_Given task_. Comb the records below for the string "wypłaty" and copy each line where it turns up.

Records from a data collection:
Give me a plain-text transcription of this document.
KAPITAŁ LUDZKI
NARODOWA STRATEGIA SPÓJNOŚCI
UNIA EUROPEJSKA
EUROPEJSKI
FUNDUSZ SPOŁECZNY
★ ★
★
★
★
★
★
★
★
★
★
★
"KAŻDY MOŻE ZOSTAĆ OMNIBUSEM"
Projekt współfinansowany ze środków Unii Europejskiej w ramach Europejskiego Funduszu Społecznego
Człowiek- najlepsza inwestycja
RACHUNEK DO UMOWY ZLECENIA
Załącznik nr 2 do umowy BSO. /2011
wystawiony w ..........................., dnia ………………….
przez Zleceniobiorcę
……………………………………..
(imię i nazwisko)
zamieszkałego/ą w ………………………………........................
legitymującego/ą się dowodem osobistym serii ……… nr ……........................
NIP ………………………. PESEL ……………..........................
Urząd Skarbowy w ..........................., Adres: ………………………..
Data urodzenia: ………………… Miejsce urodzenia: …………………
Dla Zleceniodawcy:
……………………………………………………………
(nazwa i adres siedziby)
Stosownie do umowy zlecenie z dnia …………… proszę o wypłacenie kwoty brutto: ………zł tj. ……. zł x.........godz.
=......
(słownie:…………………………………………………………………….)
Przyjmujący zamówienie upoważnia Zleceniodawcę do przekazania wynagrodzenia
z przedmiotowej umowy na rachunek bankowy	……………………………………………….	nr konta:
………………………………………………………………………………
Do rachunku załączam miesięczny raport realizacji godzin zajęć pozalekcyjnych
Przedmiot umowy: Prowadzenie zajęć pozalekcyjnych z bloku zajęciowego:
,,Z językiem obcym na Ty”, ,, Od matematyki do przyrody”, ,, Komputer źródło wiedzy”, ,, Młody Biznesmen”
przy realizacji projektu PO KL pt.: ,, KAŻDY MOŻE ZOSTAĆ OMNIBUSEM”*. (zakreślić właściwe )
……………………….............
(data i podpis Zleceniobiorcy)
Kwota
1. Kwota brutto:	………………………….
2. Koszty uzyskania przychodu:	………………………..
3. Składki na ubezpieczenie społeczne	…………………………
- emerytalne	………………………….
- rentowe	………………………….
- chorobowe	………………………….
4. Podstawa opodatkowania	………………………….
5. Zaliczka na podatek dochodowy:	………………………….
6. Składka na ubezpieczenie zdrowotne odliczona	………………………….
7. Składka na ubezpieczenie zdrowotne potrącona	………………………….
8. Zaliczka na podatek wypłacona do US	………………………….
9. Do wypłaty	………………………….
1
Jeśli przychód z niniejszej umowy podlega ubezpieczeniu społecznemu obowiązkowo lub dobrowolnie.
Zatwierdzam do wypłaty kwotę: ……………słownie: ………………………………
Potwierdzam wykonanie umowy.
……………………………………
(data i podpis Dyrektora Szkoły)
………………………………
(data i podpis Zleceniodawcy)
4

_Output for this task_.
9. Do wypłaty	………………………….
Zatwierdzam do wypłaty kwotę: ……………słownie: ………………………………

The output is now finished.